**AIM OF THE EXERCISE:** Which lines below hold the word "Zone"? Copy all of them.

··· PROVIDED DATA

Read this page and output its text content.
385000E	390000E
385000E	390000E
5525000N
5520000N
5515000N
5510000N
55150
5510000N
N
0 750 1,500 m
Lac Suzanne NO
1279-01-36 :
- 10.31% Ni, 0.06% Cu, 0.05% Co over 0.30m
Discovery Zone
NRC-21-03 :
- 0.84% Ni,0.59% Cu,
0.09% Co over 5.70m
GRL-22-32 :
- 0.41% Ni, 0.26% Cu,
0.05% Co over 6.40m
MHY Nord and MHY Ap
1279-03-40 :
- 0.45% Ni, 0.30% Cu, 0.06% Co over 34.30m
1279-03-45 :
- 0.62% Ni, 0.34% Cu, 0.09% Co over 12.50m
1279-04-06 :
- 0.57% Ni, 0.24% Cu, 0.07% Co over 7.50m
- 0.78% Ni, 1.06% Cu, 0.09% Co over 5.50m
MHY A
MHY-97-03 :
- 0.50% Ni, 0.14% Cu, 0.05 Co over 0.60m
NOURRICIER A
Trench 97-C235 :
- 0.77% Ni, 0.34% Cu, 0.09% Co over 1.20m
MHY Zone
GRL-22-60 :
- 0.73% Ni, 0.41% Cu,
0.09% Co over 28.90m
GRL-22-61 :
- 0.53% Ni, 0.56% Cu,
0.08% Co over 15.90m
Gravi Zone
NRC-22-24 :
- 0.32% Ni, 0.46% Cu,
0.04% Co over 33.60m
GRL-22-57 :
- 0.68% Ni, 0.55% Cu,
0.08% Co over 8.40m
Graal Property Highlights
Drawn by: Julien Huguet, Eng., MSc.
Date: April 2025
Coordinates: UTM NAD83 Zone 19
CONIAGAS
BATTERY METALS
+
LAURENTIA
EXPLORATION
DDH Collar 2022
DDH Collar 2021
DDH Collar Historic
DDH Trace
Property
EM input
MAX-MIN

······

**THE RESULT:**
Discovery Zone
MHY Zone
Gravi Zone
Coordinates: UTM NAD83 Zone 19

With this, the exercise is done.